The problem => Examine the entries and show every line in which the word "Tools" is found.

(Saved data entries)
>>>>
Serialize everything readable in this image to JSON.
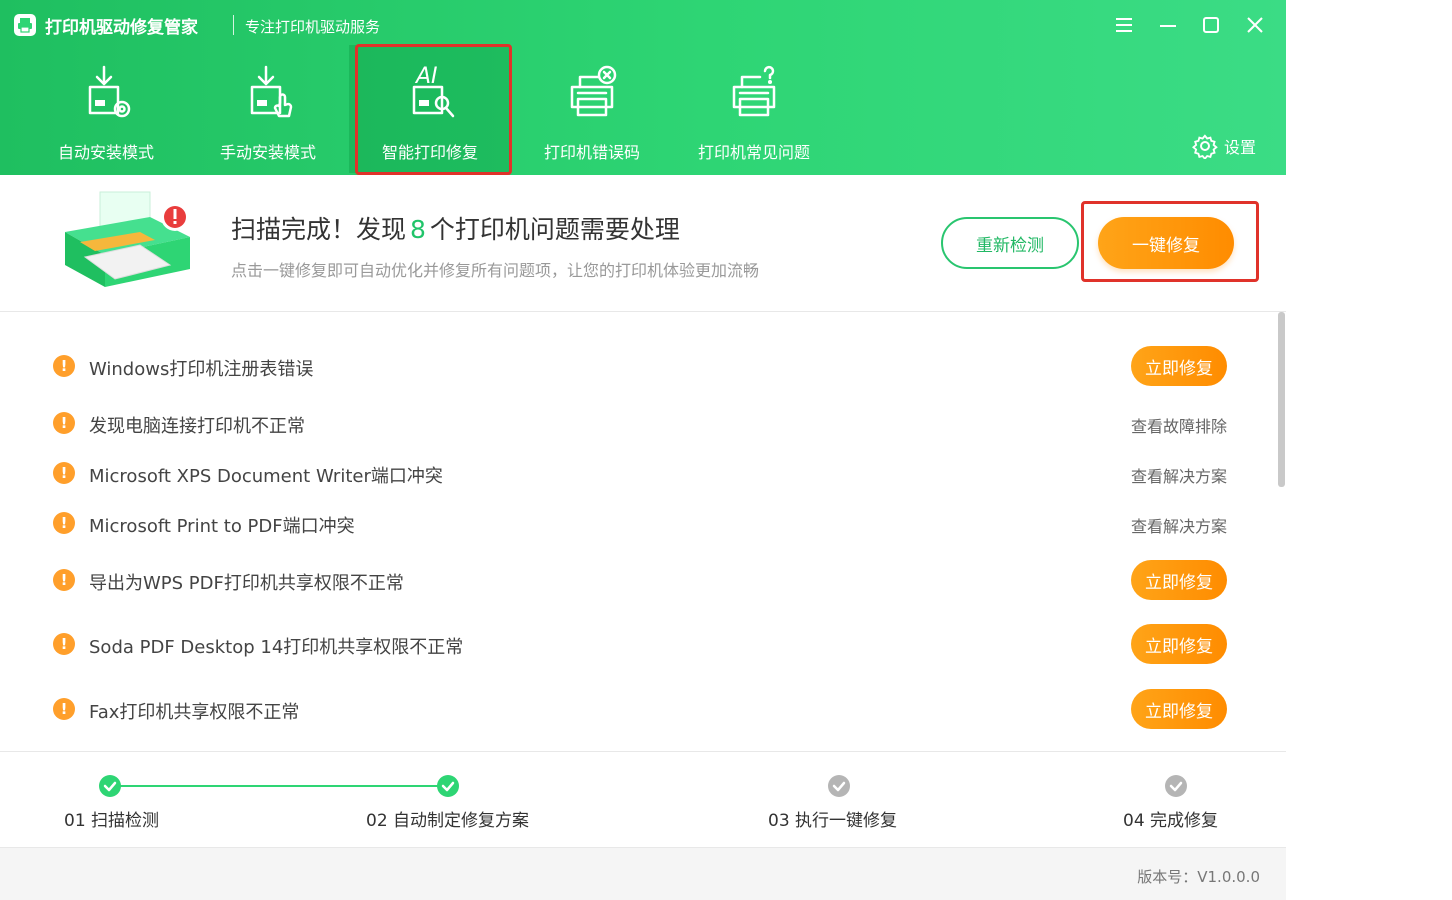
{
  "header": {
    "app_title": "打印机驱动修复管家",
    "app_subtitle": "专注打印机驱动服务",
    "settings_label": "设置",
    "window_controls": [
      "menu-icon",
      "minimize-icon",
      "maximize-icon",
      "close-icon"
    ]
  },
  "nav": {
    "items": [
      {
        "label": "自动安装模式",
        "icon": "auto-install-icon"
      },
      {
        "label": "手动安装模式",
        "icon": "manual-install-icon"
      },
      {
        "label": "智能打印修复",
        "icon": "ai-repair-icon",
        "active": true,
        "icon_text": "AI"
      },
      {
        "label": "打印机错误码",
        "icon": "printer-error-icon"
      },
      {
        "label": "打印机常见问题",
        "icon": "printer-faq-icon"
      }
    ]
  },
  "summary": {
    "title_prefix": "扫描完成！发现",
    "count": "8",
    "title_suffix": "个打印机问题需要处理",
    "description": "点击一键修复即可自动优化并修复所有问题项，让您的打印机体验更加流畅",
    "rescan_label": "重新检测",
    "fix_all_label": "一键修复"
  },
  "issues": [
    {
      "text": "Windows打印机注册表错误",
      "action": "立即修复",
      "action_type": "button"
    },
    {
      "text": "发现电脑连接打印机不正常",
      "action": "查看故障排除",
      "action_type": "link"
    },
    {
      "text": "Microsoft XPS Document Writer端口冲突",
      "action": "查看解决方案",
      "action_type": "link"
    },
    {
      "text": "Microsoft Print to PDF端口冲突",
      "action": "查看解决方案",
      "action_type": "link"
    },
    {
      "text": "导出为WPS PDF打印机共享权限不正常",
      "action": "立即修复",
      "action_type": "button"
    },
    {
      "text": "Soda PDF Desktop 14打印机共享权限不正常",
      "action": "立即修复",
      "action_type": "button"
    },
    {
      "text": "Fax打印机共享权限不正常",
      "action": "立即修复",
      "action_type": "button"
    }
  ],
  "steps": [
    {
      "label": "01 扫描检测",
      "done": true
    },
    {
      "label": "02 自动制定修复方案",
      "done": true
    },
    {
      "label": "03 执行一键修复",
      "done": false
    },
    {
      "label": "04 完成修复",
      "done": false
    }
  ],
  "footer": {
    "version": "版本号：V1.0.0.0"
  },
  "colors": {
    "brand_green": "#2ed574",
    "action_orange": "#ff9a10",
    "warning_orange": "#ff9f2b",
    "highlight_red": "#e0322a",
    "step_pending": "#b5b5b5"
  }
}
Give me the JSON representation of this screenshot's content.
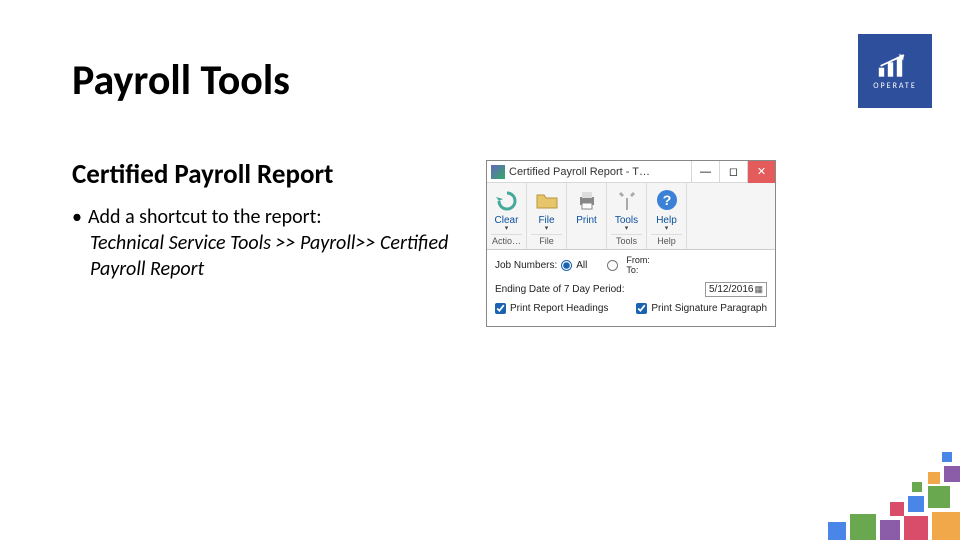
{
  "slide": {
    "title": "Payroll Tools",
    "section_title": "Certified Payroll Report",
    "bullet_lead": "Add a shortcut to the report:",
    "bullet_detail": "Technical Service Tools >> Payroll>> Certified Payroll Report"
  },
  "logo": {
    "text": "OPERATE"
  },
  "window": {
    "title": "Certified Payroll Report  -  T…",
    "ribbon": {
      "clear": "Clear",
      "file": "File",
      "print": "Print",
      "tools": "Tools",
      "help": "Help",
      "cat_actions": "Actio…",
      "cat_file": "File",
      "cat_tools": "Tools",
      "cat_help": "Help"
    },
    "form": {
      "job_numbers_label": "Job Numbers:",
      "opt_all": "All",
      "opt_from": "From:",
      "opt_to": "To:",
      "ending_date_label": "Ending Date of 7 Day Period:",
      "ending_date_value": "5/12/2016",
      "cb_print_headings": "Print Report Headings",
      "cb_print_signature": "Print Signature Paragraph"
    }
  }
}
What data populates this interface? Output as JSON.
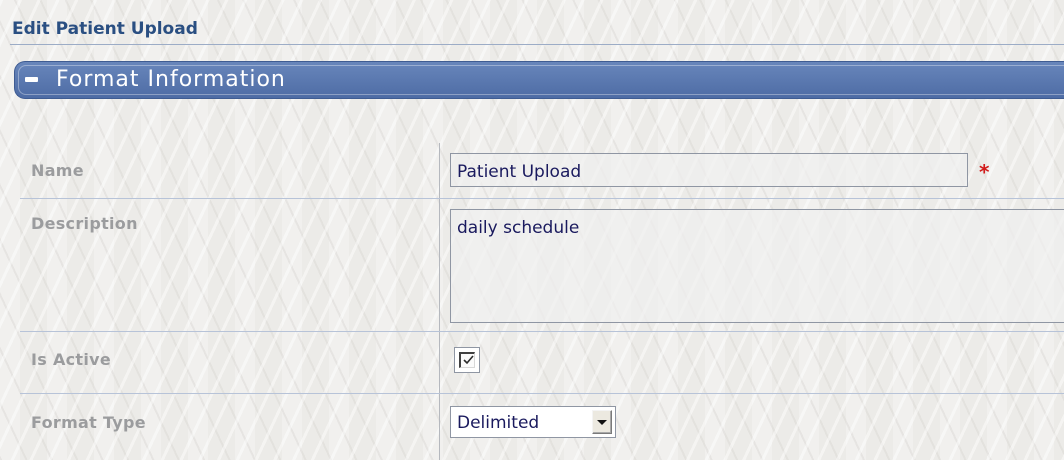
{
  "page": {
    "title": "Edit Patient Upload"
  },
  "section": {
    "title": "Format Information",
    "collapse_icon": "minus-icon"
  },
  "form": {
    "name": {
      "label": "Name",
      "value": "Patient Upload",
      "required_marker": "*"
    },
    "description": {
      "label": "Description",
      "value": "daily schedule"
    },
    "is_active": {
      "label": "Is Active",
      "checked": true,
      "icon": "checkmark-icon"
    },
    "format_type": {
      "label": "Format Type",
      "selected": "Delimited",
      "arrow_icon": "chevron-down-icon"
    }
  },
  "colors": {
    "title_text": "#2a4f82",
    "section_header": "#5574ad",
    "label_text": "#9b9c9e",
    "input_text": "#1a1a5e",
    "required": "#d11a1a"
  }
}
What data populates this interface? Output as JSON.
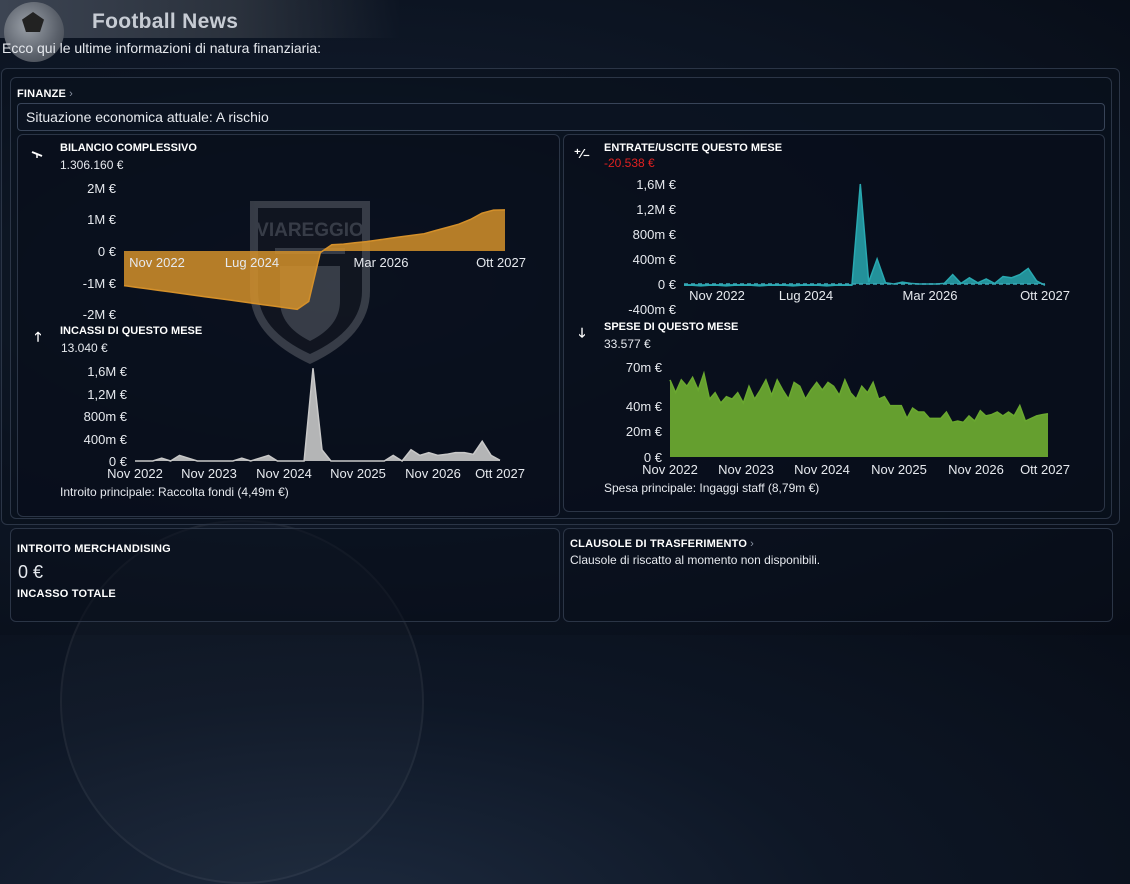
{
  "header": {
    "title": "Football News"
  },
  "intro": "Ecco qui le ultime informazioni di natura finanziaria:",
  "finance": {
    "section_title": "FINANZE",
    "status": "Situazione economica attuale: A rischio",
    "watermark_text": "VIAREGGIO"
  },
  "charts": {
    "balance": {
      "title": "BILANCIO COMPLESSIVO",
      "value": "1.306.160 €"
    },
    "net": {
      "title": "ENTRATE/USCITE QUESTO MESE",
      "value": "-20.538 €"
    },
    "income": {
      "title": "INCASSI DI QUESTO MESE",
      "value": "13.040 €",
      "note": "Introito principale:  Raccolta fondi (4,49m €)"
    },
    "expenses": {
      "title": "SPESE DI QUESTO MESE",
      "value": "33.577 €",
      "note": "Spesa principale:  Ingaggi staff (8,79m €)"
    }
  },
  "merch": {
    "title": "INTROITO MERCHANDISING",
    "value": "0 €",
    "total_label": "INCASSO TOTALE"
  },
  "transfer": {
    "title": "CLAUSOLE DI TRASFERIMENTO",
    "text": "Clausole di riscatto al momento non disponibili."
  },
  "colors": {
    "balance": "#d4902a",
    "net": "#28a8b0",
    "income": "#c8c8c8",
    "expenses": "#6aa830",
    "negative": "#e02020"
  },
  "chart_data": [
    {
      "type": "area",
      "title": "BILANCIO COMPLESSIVO",
      "x_tick_labels": [
        "Nov 2022",
        "Lug 2024",
        "Mar 2026",
        "Ott 2027"
      ],
      "y_tick_labels": [
        "2M €",
        "1M €",
        "0 €",
        "-1M €",
        "-2M €"
      ],
      "ylim": [
        -2000000,
        2000000
      ],
      "values": [
        -1100000,
        -1150000,
        -1200000,
        -1250000,
        -1300000,
        -1350000,
        -1400000,
        -1450000,
        -1500000,
        -1550000,
        -1600000,
        -1650000,
        -1700000,
        -1750000,
        -1800000,
        -1850000,
        -1600000,
        -50000,
        200000,
        220000,
        260000,
        300000,
        350000,
        400000,
        450000,
        500000,
        550000,
        650000,
        750000,
        850000,
        1000000,
        1200000,
        1300000,
        1306160
      ]
    },
    {
      "type": "area",
      "title": "ENTRATE/USCITE QUESTO MESE",
      "x_tick_labels": [
        "Nov 2022",
        "Lug 2024",
        "Mar 2026",
        "Ott 2027"
      ],
      "y_tick_labels": [
        "1,6M €",
        "1,2M €",
        "800m €",
        "400m €",
        "0 €",
        "-400m €"
      ],
      "ylim": [
        -400000,
        1600000
      ],
      "values": [
        -20000,
        -20000,
        -30000,
        -20000,
        -20000,
        -30000,
        -20000,
        -20000,
        -20000,
        -30000,
        -20000,
        -20000,
        -20000,
        -30000,
        -20000,
        -20000,
        -20000,
        -30000,
        -20000,
        -20000,
        -20000,
        1600000,
        30000,
        400000,
        20000,
        0,
        30000,
        10000,
        0,
        0,
        0,
        10000,
        150000,
        10000,
        100000,
        20000,
        80000,
        10000,
        120000,
        100000,
        150000,
        250000,
        50000,
        -20538
      ]
    },
    {
      "type": "area",
      "title": "INCASSI DI QUESTO MESE",
      "x_tick_labels": [
        "Nov 2022",
        "Nov 2023",
        "Nov 2024",
        "Nov 2025",
        "Nov 2026",
        "Ott 2027"
      ],
      "y_tick_labels": [
        "1,6M €",
        "1,2M €",
        "800m €",
        "400m €",
        "0 €"
      ],
      "ylim": [
        0,
        1600000
      ],
      "values": [
        0,
        0,
        0,
        50000,
        0,
        100000,
        50000,
        0,
        0,
        0,
        0,
        0,
        50000,
        0,
        50000,
        100000,
        0,
        0,
        0,
        0,
        1650000,
        200000,
        0,
        0,
        0,
        0,
        0,
        0,
        0,
        100000,
        0,
        200000,
        100000,
        150000,
        100000,
        120000,
        150000,
        150000,
        120000,
        350000,
        100000,
        13040
      ]
    },
    {
      "type": "area",
      "title": "SPESE DI QUESTO MESE",
      "x_tick_labels": [
        "Nov 2022",
        "Nov 2023",
        "Nov 2024",
        "Nov 2025",
        "Nov 2026",
        "Ott 2027"
      ],
      "y_tick_labels": [
        "70m €",
        "40m €",
        "20m €",
        "0 €"
      ],
      "ylim": [
        0,
        70
      ],
      "values": [
        60,
        50,
        60,
        55,
        62,
        52,
        65,
        45,
        50,
        42,
        47,
        45,
        50,
        42,
        55,
        45,
        52,
        60,
        48,
        60,
        52,
        45,
        58,
        55,
        45,
        52,
        58,
        52,
        58,
        55,
        48,
        60,
        50,
        45,
        55,
        50,
        58,
        45,
        47,
        40,
        40,
        40,
        30,
        38,
        35,
        35,
        30,
        30,
        30,
        35,
        27,
        28,
        27,
        32,
        28,
        36,
        32,
        33,
        35,
        32,
        35,
        32,
        40,
        28,
        30,
        32,
        33,
        33.6
      ]
    }
  ]
}
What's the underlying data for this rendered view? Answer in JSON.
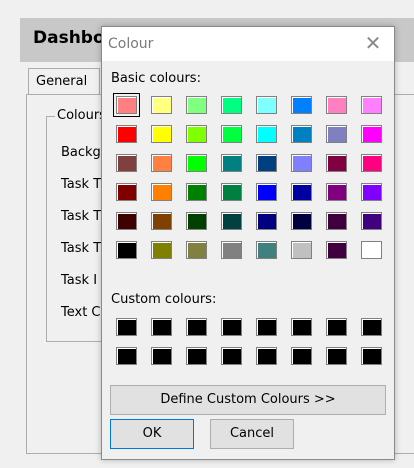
<<<<
Correct response =>
    "title": "Payroll Tools",
    "bullet_detail": "Technical Service Tools >> Payroll>> Certified Payroll Report"
      "tools": "Tools",
      "cat_tools": "Tools",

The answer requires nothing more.